Extracts from a graphics dataset:
____
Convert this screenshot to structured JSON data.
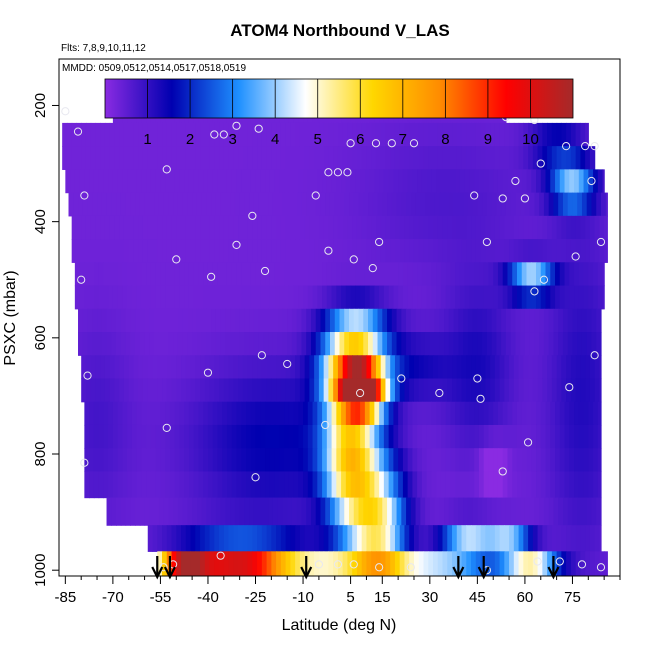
{
  "chart_data": {
    "type": "heatmap",
    "title": "ATOM4 Northbound V_LAS",
    "note_flights": "Flts: 7,8,9,10,11,12",
    "note_dates": "MMDD: 0509,0512,0514,0517,0518,0519",
    "xlabel": "Latitude (deg N)",
    "ylabel": "PSXC (mbar)",
    "xlim": [
      -87,
      90
    ],
    "ylim": [
      1010,
      120
    ],
    "y_reversed": true,
    "x_ticks": [
      -85,
      -70,
      -55,
      -40,
      -25,
      -10,
      5,
      15,
      30,
      45,
      60,
      75
    ],
    "x_minor_step": 5,
    "y_ticks": [
      200,
      400,
      600,
      800,
      1000
    ],
    "colorbar": {
      "range": [
        0,
        11
      ],
      "tick_values": [
        1,
        2,
        3,
        4,
        5,
        6,
        7,
        8,
        9,
        10
      ],
      "tick_labels": [
        "1",
        "2",
        "3",
        "4",
        "5",
        "6",
        "7",
        "8",
        "9",
        "10"
      ],
      "colors": [
        "#8a2be2",
        "#0000b0",
        "#1e90ff",
        "#ffffff",
        "#ffd700",
        "#ff8c00",
        "#ff0000",
        "#a52a2a"
      ]
    },
    "pressure_levels": [
      210,
      250,
      290,
      330,
      370,
      410,
      450,
      490,
      530,
      570,
      610,
      650,
      690,
      730,
      770,
      810,
      850,
      900,
      945,
      990
    ],
    "row_extent": [
      [
        -70,
        54
      ],
      [
        -86,
        80
      ],
      [
        -86,
        82
      ],
      [
        -85,
        85
      ],
      [
        -84,
        86
      ],
      [
        -83,
        86
      ],
      [
        -83,
        86
      ],
      [
        -82,
        85
      ],
      [
        -82,
        85
      ],
      [
        -81,
        84
      ],
      [
        -81,
        84
      ],
      [
        -80,
        84
      ],
      [
        -80,
        84
      ],
      [
        -79,
        84
      ],
      [
        -79,
        84
      ],
      [
        -79,
        84
      ],
      [
        -79,
        84
      ],
      [
        -72,
        84
      ],
      [
        -59,
        84
      ],
      [
        -56,
        86
      ]
    ],
    "field_background_value": 0.3,
    "field_features": [
      {
        "lat": 8.5,
        "p": 690,
        "amp": 9.6,
        "sx": 5,
        "sy": 28
      },
      {
        "lat": 6.0,
        "p": 650,
        "amp": 5.6,
        "sx": 7,
        "sy": 40
      },
      {
        "lat": 5.0,
        "p": 800,
        "amp": 5.8,
        "sx": 6,
        "sy": 95
      },
      {
        "lat": 14.0,
        "p": 930,
        "amp": 4.8,
        "sx": 6,
        "sy": 80
      },
      {
        "lat": 7.0,
        "p": 580,
        "amp": 3.0,
        "sx": 7,
        "sy": 30
      },
      {
        "lat": -40.0,
        "p": 990,
        "amp": 7.2,
        "sx": 12,
        "sy": 14
      },
      {
        "lat": -25.0,
        "p": 990,
        "amp": 4.5,
        "sx": 9,
        "sy": 14
      },
      {
        "lat": -48.0,
        "p": 990,
        "amp": 4.8,
        "sx": 5,
        "sy": 14
      },
      {
        "lat": -5.0,
        "p": 990,
        "amp": 3.8,
        "sx": 14,
        "sy": 14
      },
      {
        "lat": 30.0,
        "p": 990,
        "amp": 3.8,
        "sx": 14,
        "sy": 14
      },
      {
        "lat": 62.0,
        "p": 990,
        "amp": 4.5,
        "sx": 6,
        "sy": 14
      },
      {
        "lat": 55.0,
        "p": 950,
        "amp": 3.5,
        "sx": 5,
        "sy": 18
      },
      {
        "lat": 42.0,
        "p": 945,
        "amp": 3.8,
        "sx": 6,
        "sy": 20
      },
      {
        "lat": -30.0,
        "p": 940,
        "amp": 2.0,
        "sx": 14,
        "sy": 18
      },
      {
        "lat": -20.0,
        "p": 780,
        "amp": 1.3,
        "sx": 18,
        "sy": 90
      },
      {
        "lat": 62.0,
        "p": 500,
        "amp": 4.0,
        "sx": 5,
        "sy": 22
      },
      {
        "lat": 75.0,
        "p": 340,
        "amp": 3.5,
        "sx": 5,
        "sy": 30
      },
      {
        "lat": 70.0,
        "p": 270,
        "amp": 1.4,
        "sx": 6,
        "sy": 30
      },
      {
        "lat": 50.0,
        "p": 820,
        "amp": -0.9,
        "sx": 3,
        "sy": 30
      },
      {
        "lat": 45.0,
        "p": 650,
        "amp": 1.0,
        "sx": 8,
        "sy": 100
      },
      {
        "lat": 35.0,
        "p": 360,
        "amp": 0.4,
        "sx": 20,
        "sy": 90
      },
      {
        "lat": 78.0,
        "p": 700,
        "amp": 0.9,
        "sx": 8,
        "sy": 200
      },
      {
        "lat": -75.0,
        "p": 750,
        "amp": 0.5,
        "sx": 8,
        "sy": 120
      },
      {
        "lat": 25.0,
        "p": 650,
        "amp": 1.0,
        "sx": 8,
        "sy": 40
      }
    ],
    "sample_points": [
      [
        -85,
        210
      ],
      [
        -81,
        245
      ],
      [
        -71,
        205
      ],
      [
        -79,
        355
      ],
      [
        -80,
        500
      ],
      [
        -78,
        665
      ],
      [
        -79,
        815
      ],
      [
        -53,
        310
      ],
      [
        -50,
        465
      ],
      [
        -38,
        250
      ],
      [
        -35,
        250
      ],
      [
        -31,
        235
      ],
      [
        -24,
        240
      ],
      [
        -16,
        205
      ],
      [
        -26,
        390
      ],
      [
        -39,
        495
      ],
      [
        -31,
        440
      ],
      [
        -22,
        485
      ],
      [
        -40,
        660
      ],
      [
        -23,
        630
      ],
      [
        -15,
        645
      ],
      [
        -25,
        840
      ],
      [
        -53,
        755
      ],
      [
        -2,
        315
      ],
      [
        1,
        315
      ],
      [
        5,
        265
      ],
      [
        13,
        265
      ],
      [
        18,
        265
      ],
      [
        25,
        265
      ],
      [
        -2,
        450
      ],
      [
        6,
        465
      ],
      [
        14,
        435
      ],
      [
        12,
        480
      ],
      [
        4,
        315
      ],
      [
        -6,
        355
      ],
      [
        -3,
        750
      ],
      [
        8,
        695
      ],
      [
        21,
        670
      ],
      [
        33,
        695
      ],
      [
        45,
        670
      ],
      [
        46,
        705
      ],
      [
        44,
        355
      ],
      [
        53,
        360
      ],
      [
        60,
        360
      ],
      [
        57,
        330
      ],
      [
        48,
        435
      ],
      [
        54,
        220
      ],
      [
        63,
        225
      ],
      [
        70,
        215
      ],
      [
        65,
        300
      ],
      [
        73,
        270
      ],
      [
        79,
        270
      ],
      [
        82,
        270
      ],
      [
        81,
        330
      ],
      [
        84,
        435
      ],
      [
        76,
        460
      ],
      [
        66,
        500
      ],
      [
        63,
        520
      ],
      [
        82,
        630
      ],
      [
        74,
        685
      ],
      [
        61,
        780
      ],
      [
        53,
        830
      ],
      [
        -54,
        995
      ],
      [
        -51,
        990
      ],
      [
        -36,
        975
      ],
      [
        -5,
        990
      ],
      [
        1,
        990
      ],
      [
        6,
        990
      ],
      [
        14,
        995
      ],
      [
        24,
        995
      ],
      [
        48,
        1000
      ],
      [
        64,
        985
      ],
      [
        71,
        985
      ],
      [
        78,
        990
      ],
      [
        84,
        995
      ]
    ],
    "arrows_lat": [
      -56,
      -52,
      -9,
      39,
      47,
      69
    ]
  }
}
____
== Exercise prompt ==
Without including any pictures, print all of the material exactly as given.

== The output ==
Convert this screenshot to structured JSON data.
{
  "chart_data": {
    "type": "heatmap",
    "title": "ATOM4 Northbound V_LAS",
    "note_flights": "Flts: 7,8,9,10,11,12",
    "note_dates": "MMDD: 0509,0512,0514,0517,0518,0519",
    "xlabel": "Latitude (deg N)",
    "ylabel": "PSXC (mbar)",
    "xlim": [
      -87,
      90
    ],
    "ylim": [
      1010,
      120
    ],
    "y_reversed": true,
    "x_ticks": [
      -85,
      -70,
      -55,
      -40,
      -25,
      -10,
      5,
      15,
      30,
      45,
      60,
      75
    ],
    "x_minor_step": 5,
    "y_ticks": [
      200,
      400,
      600,
      800,
      1000
    ],
    "colorbar": {
      "range": [
        0,
        11
      ],
      "tick_values": [
        1,
        2,
        3,
        4,
        5,
        6,
        7,
        8,
        9,
        10
      ],
      "tick_labels": [
        "1",
        "2",
        "3",
        "4",
        "5",
        "6",
        "7",
        "8",
        "9",
        "10"
      ],
      "colors": [
        "#8a2be2",
        "#0000b0",
        "#1e90ff",
        "#ffffff",
        "#ffd700",
        "#ff8c00",
        "#ff0000",
        "#a52a2a"
      ]
    },
    "pressure_levels": [
      210,
      250,
      290,
      330,
      370,
      410,
      450,
      490,
      530,
      570,
      610,
      650,
      690,
      730,
      770,
      810,
      850,
      900,
      945,
      990
    ],
    "row_extent": [
      [
        -70,
        54
      ],
      [
        -86,
        80
      ],
      [
        -86,
        82
      ],
      [
        -85,
        85
      ],
      [
        -84,
        86
      ],
      [
        -83,
        86
      ],
      [
        -83,
        86
      ],
      [
        -82,
        85
      ],
      [
        -82,
        85
      ],
      [
        -81,
        84
      ],
      [
        -81,
        84
      ],
      [
        -80,
        84
      ],
      [
        -80,
        84
      ],
      [
        -79,
        84
      ],
      [
        -79,
        84
      ],
      [
        -79,
        84
      ],
      [
        -79,
        84
      ],
      [
        -72,
        84
      ],
      [
        -59,
        84
      ],
      [
        -56,
        86
      ]
    ],
    "field_background_value": 0.3,
    "field_features": [
      {
        "lat": 8.5,
        "p": 690,
        "amp": 9.6,
        "sx": 5,
        "sy": 28
      },
      {
        "lat": 6.0,
        "p": 650,
        "amp": 5.6,
        "sx": 7,
        "sy": 40
      },
      {
        "lat": 5.0,
        "p": 800,
        "amp": 5.8,
        "sx": 6,
        "sy": 95
      },
      {
        "lat": 14.0,
        "p": 930,
        "amp": 4.8,
        "sx": 6,
        "sy": 80
      },
      {
        "lat": 7.0,
        "p": 580,
        "amp": 3.0,
        "sx": 7,
        "sy": 30
      },
      {
        "lat": -40.0,
        "p": 990,
        "amp": 7.2,
        "sx": 12,
        "sy": 14
      },
      {
        "lat": -25.0,
        "p": 990,
        "amp": 4.5,
        "sx": 9,
        "sy": 14
      },
      {
        "lat": -48.0,
        "p": 990,
        "amp": 4.8,
        "sx": 5,
        "sy": 14
      },
      {
        "lat": -5.0,
        "p": 990,
        "amp": 3.8,
        "sx": 14,
        "sy": 14
      },
      {
        "lat": 30.0,
        "p": 990,
        "amp": 3.8,
        "sx": 14,
        "sy": 14
      },
      {
        "lat": 62.0,
        "p": 990,
        "amp": 4.5,
        "sx": 6,
        "sy": 14
      },
      {
        "lat": 55.0,
        "p": 950,
        "amp": 3.5,
        "sx": 5,
        "sy": 18
      },
      {
        "lat": 42.0,
        "p": 945,
        "amp": 3.8,
        "sx": 6,
        "sy": 20
      },
      {
        "lat": -30.0,
        "p": 940,
        "amp": 2.0,
        "sx": 14,
        "sy": 18
      },
      {
        "lat": -20.0,
        "p": 780,
        "amp": 1.3,
        "sx": 18,
        "sy": 90
      },
      {
        "lat": 62.0,
        "p": 500,
        "amp": 4.0,
        "sx": 5,
        "sy": 22
      },
      {
        "lat": 75.0,
        "p": 340,
        "amp": 3.5,
        "sx": 5,
        "sy": 30
      },
      {
        "lat": 70.0,
        "p": 270,
        "amp": 1.4,
        "sx": 6,
        "sy": 30
      },
      {
        "lat": 50.0,
        "p": 820,
        "amp": -0.9,
        "sx": 3,
        "sy": 30
      },
      {
        "lat": 45.0,
        "p": 650,
        "amp": 1.0,
        "sx": 8,
        "sy": 100
      },
      {
        "lat": 35.0,
        "p": 360,
        "amp": 0.4,
        "sx": 20,
        "sy": 90
      },
      {
        "lat": 78.0,
        "p": 700,
        "amp": 0.9,
        "sx": 8,
        "sy": 200
      },
      {
        "lat": -75.0,
        "p": 750,
        "amp": 0.5,
        "sx": 8,
        "sy": 120
      },
      {
        "lat": 25.0,
        "p": 650,
        "amp": 1.0,
        "sx": 8,
        "sy": 40
      }
    ],
    "sample_points": [
      [
        -85,
        210
      ],
      [
        -81,
        245
      ],
      [
        -71,
        205
      ],
      [
        -79,
        355
      ],
      [
        -80,
        500
      ],
      [
        -78,
        665
      ],
      [
        -79,
        815
      ],
      [
        -53,
        310
      ],
      [
        -50,
        465
      ],
      [
        -38,
        250
      ],
      [
        -35,
        250
      ],
      [
        -31,
        235
      ],
      [
        -24,
        240
      ],
      [
        -16,
        205
      ],
      [
        -26,
        390
      ],
      [
        -39,
        495
      ],
      [
        -31,
        440
      ],
      [
        -22,
        485
      ],
      [
        -40,
        660
      ],
      [
        -23,
        630
      ],
      [
        -15,
        645
      ],
      [
        -25,
        840
      ],
      [
        -53,
        755
      ],
      [
        -2,
        315
      ],
      [
        1,
        315
      ],
      [
        5,
        265
      ],
      [
        13,
        265
      ],
      [
        18,
        265
      ],
      [
        25,
        265
      ],
      [
        -2,
        450
      ],
      [
        6,
        465
      ],
      [
        14,
        435
      ],
      [
        12,
        480
      ],
      [
        4,
        315
      ],
      [
        -6,
        355
      ],
      [
        -3,
        750
      ],
      [
        8,
        695
      ],
      [
        21,
        670
      ],
      [
        33,
        695
      ],
      [
        45,
        670
      ],
      [
        46,
        705
      ],
      [
        44,
        355
      ],
      [
        53,
        360
      ],
      [
        60,
        360
      ],
      [
        57,
        330
      ],
      [
        48,
        435
      ],
      [
        54,
        220
      ],
      [
        63,
        225
      ],
      [
        70,
        215
      ],
      [
        65,
        300
      ],
      [
        73,
        270
      ],
      [
        79,
        270
      ],
      [
        82,
        270
      ],
      [
        81,
        330
      ],
      [
        84,
        435
      ],
      [
        76,
        460
      ],
      [
        66,
        500
      ],
      [
        63,
        520
      ],
      [
        82,
        630
      ],
      [
        74,
        685
      ],
      [
        61,
        780
      ],
      [
        53,
        830
      ],
      [
        -54,
        995
      ],
      [
        -51,
        990
      ],
      [
        -36,
        975
      ],
      [
        -5,
        990
      ],
      [
        1,
        990
      ],
      [
        6,
        990
      ],
      [
        14,
        995
      ],
      [
        24,
        995
      ],
      [
        48,
        1000
      ],
      [
        64,
        985
      ],
      [
        71,
        985
      ],
      [
        78,
        990
      ],
      [
        84,
        995
      ]
    ],
    "arrows_lat": [
      -56,
      -52,
      -9,
      39,
      47,
      69
    ]
  }
}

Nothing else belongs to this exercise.